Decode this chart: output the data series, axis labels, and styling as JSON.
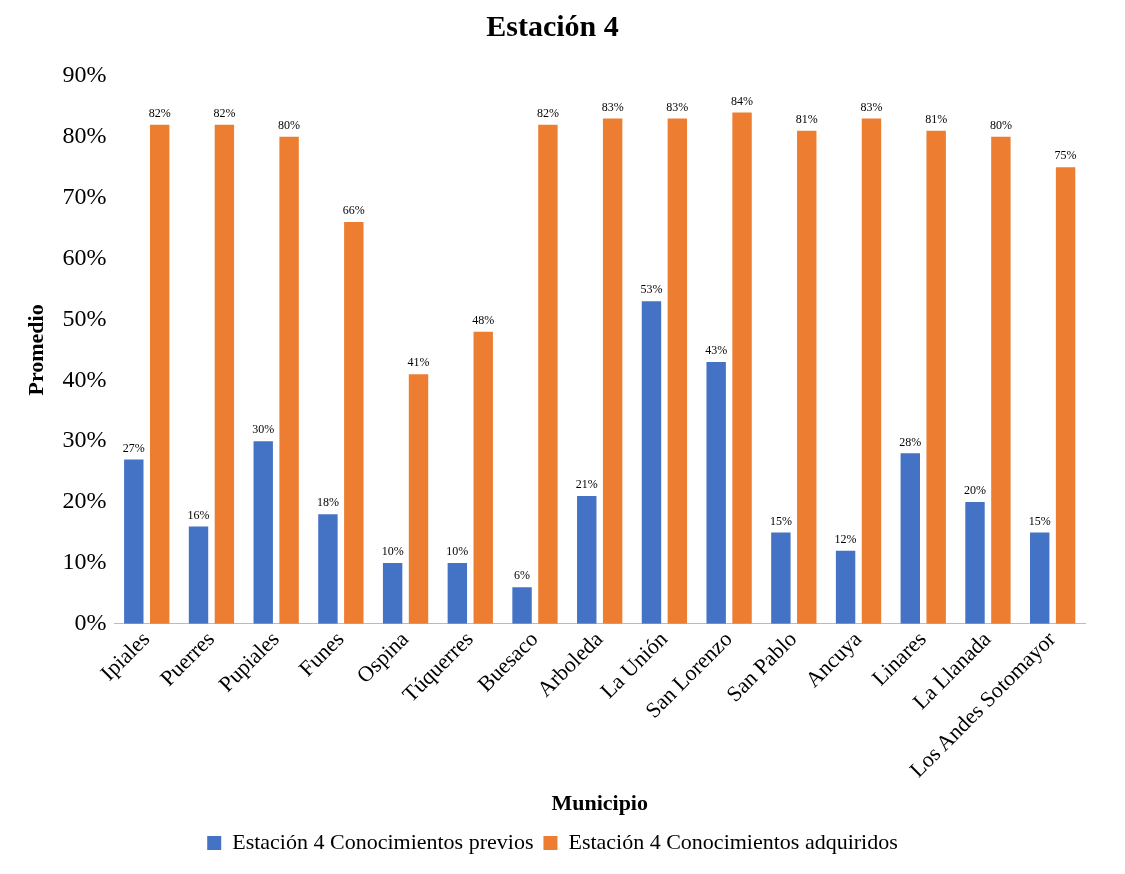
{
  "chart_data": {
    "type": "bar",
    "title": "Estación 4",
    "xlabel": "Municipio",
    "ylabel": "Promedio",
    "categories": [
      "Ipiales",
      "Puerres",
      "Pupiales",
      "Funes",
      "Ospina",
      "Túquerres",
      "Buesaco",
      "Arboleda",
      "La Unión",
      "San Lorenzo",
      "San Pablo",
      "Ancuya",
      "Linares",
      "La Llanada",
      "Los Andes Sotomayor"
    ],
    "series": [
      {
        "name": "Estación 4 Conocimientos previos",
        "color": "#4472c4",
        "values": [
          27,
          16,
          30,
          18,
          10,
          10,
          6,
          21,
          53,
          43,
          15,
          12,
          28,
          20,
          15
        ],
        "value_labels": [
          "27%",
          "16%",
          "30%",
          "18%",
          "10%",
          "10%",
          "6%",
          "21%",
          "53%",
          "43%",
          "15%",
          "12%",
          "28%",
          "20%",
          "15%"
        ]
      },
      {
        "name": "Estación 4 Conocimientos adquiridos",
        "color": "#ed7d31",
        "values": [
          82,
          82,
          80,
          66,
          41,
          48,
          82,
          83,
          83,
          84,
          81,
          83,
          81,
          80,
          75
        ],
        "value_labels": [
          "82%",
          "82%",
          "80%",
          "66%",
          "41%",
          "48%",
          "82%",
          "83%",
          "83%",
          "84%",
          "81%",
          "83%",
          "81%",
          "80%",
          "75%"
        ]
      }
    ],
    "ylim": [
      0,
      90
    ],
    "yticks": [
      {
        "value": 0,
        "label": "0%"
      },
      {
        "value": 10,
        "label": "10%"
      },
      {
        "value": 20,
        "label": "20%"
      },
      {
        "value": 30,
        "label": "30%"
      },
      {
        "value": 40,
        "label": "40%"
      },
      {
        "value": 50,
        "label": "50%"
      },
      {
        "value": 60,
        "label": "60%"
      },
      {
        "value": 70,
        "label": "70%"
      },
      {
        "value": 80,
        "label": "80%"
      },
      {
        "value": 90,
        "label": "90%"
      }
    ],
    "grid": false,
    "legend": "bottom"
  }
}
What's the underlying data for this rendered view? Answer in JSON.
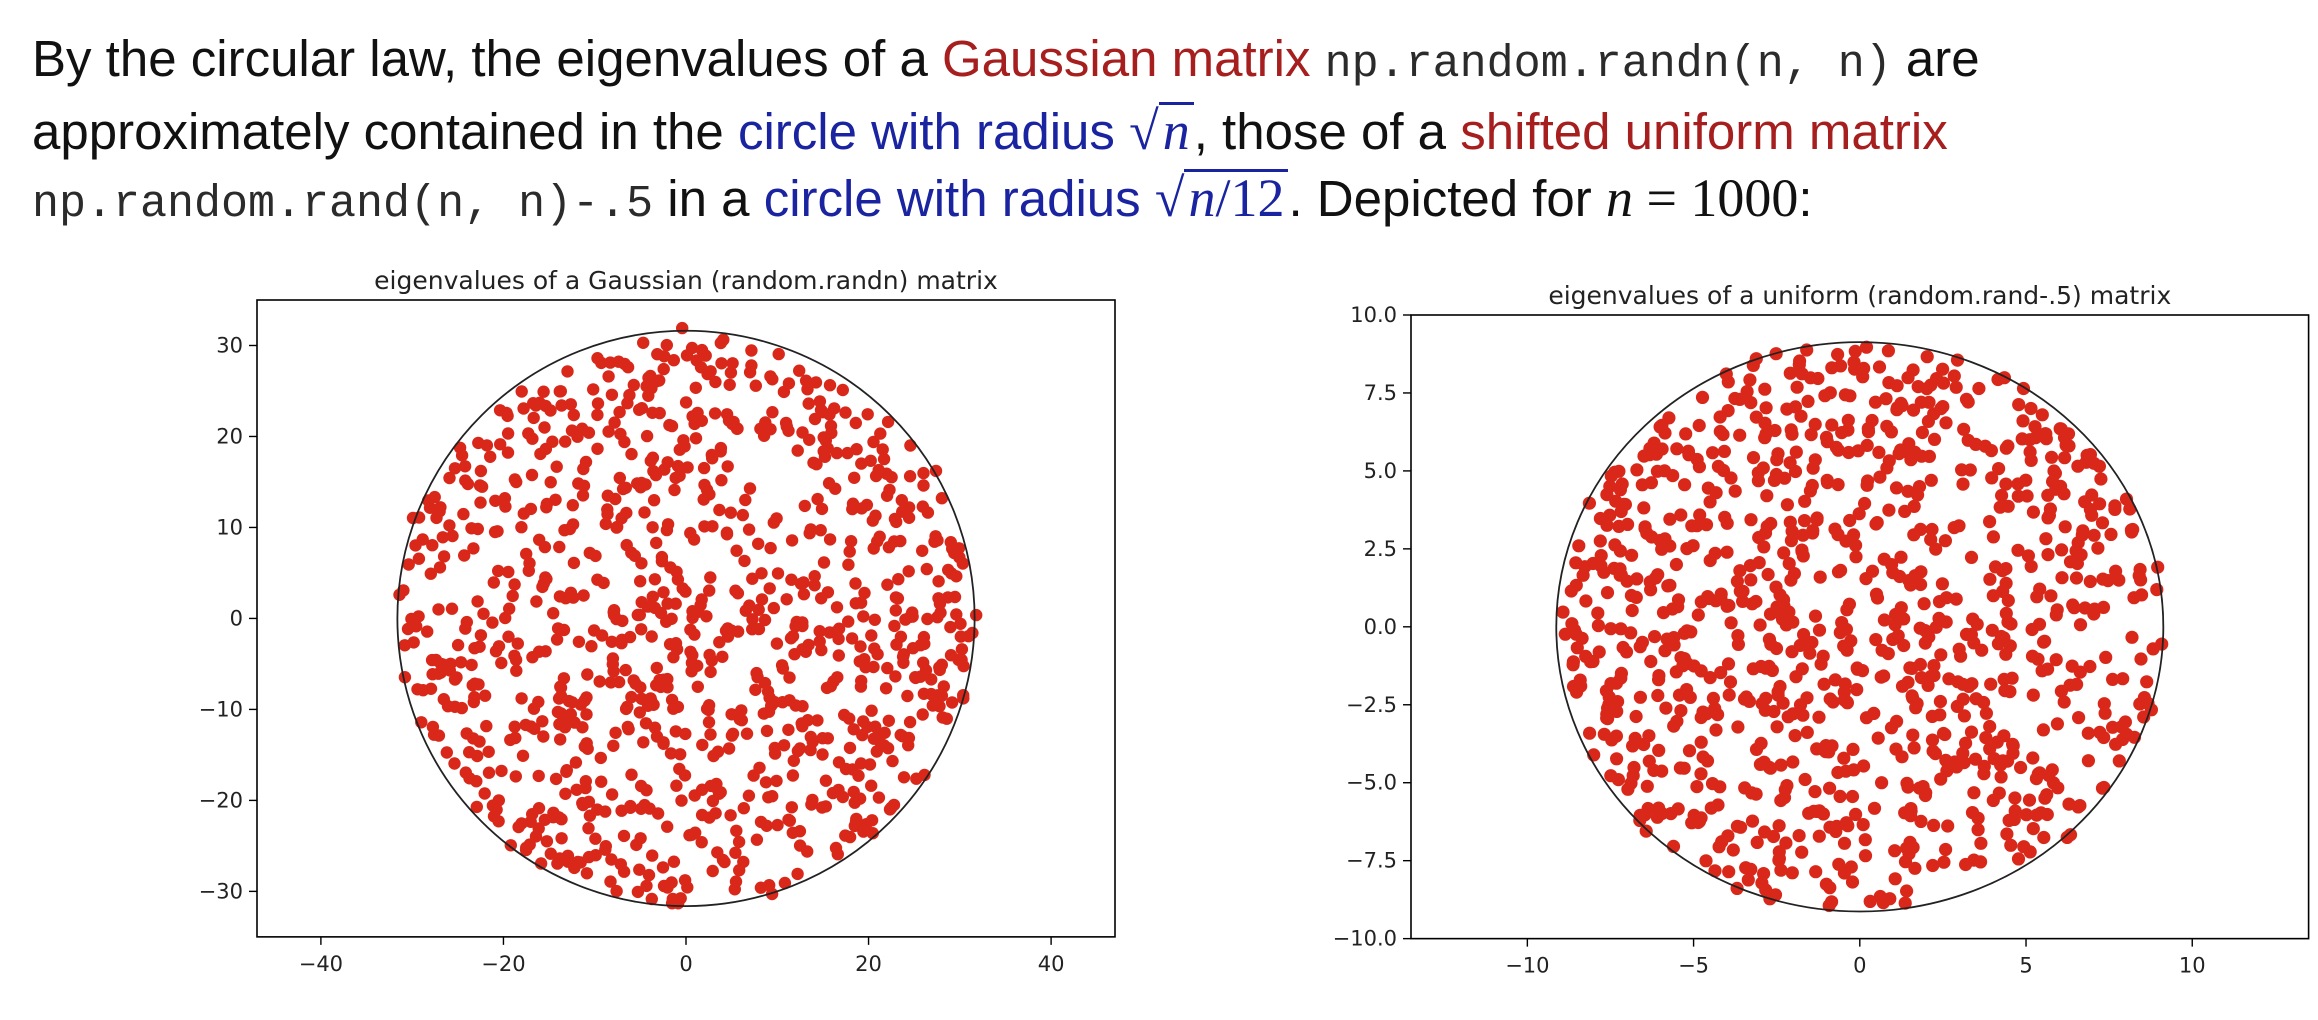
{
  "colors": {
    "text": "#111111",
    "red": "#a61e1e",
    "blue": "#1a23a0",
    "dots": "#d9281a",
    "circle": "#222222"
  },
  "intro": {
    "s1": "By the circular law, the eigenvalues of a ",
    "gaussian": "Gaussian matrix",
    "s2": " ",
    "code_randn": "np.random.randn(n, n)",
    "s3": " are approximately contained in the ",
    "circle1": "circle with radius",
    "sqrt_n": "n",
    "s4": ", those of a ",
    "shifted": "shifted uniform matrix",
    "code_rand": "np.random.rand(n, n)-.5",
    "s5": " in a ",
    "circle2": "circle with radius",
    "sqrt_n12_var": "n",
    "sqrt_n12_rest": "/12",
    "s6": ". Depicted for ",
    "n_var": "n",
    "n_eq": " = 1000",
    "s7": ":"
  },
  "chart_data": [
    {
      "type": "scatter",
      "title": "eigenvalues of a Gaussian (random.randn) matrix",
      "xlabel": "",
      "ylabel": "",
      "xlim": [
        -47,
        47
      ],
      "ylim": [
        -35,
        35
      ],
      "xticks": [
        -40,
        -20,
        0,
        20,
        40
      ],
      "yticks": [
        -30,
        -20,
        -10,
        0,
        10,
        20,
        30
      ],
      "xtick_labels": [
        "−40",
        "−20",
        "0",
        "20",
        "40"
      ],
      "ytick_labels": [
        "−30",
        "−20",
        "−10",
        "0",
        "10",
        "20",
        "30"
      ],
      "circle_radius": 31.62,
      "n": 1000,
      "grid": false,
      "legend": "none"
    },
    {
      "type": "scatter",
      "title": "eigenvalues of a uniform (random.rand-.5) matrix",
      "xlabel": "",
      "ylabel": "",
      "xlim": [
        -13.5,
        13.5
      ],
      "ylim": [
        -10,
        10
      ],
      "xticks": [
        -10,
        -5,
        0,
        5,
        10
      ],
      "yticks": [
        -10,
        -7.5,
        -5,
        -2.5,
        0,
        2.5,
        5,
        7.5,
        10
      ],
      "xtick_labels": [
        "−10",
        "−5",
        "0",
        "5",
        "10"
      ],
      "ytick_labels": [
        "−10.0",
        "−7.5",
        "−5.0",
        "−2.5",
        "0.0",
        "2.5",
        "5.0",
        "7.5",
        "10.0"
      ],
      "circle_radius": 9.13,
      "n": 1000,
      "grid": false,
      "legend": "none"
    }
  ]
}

┄┄┄┄┄┄┄┄┄┄

Objective » Scan the material above. Copy each line that holds the word "randn".

Reply to the exercise »
    "code_randn": "np.random.randn(n, n)",
      "title": "eigenvalues of a Gaussian (random.randn) matrix",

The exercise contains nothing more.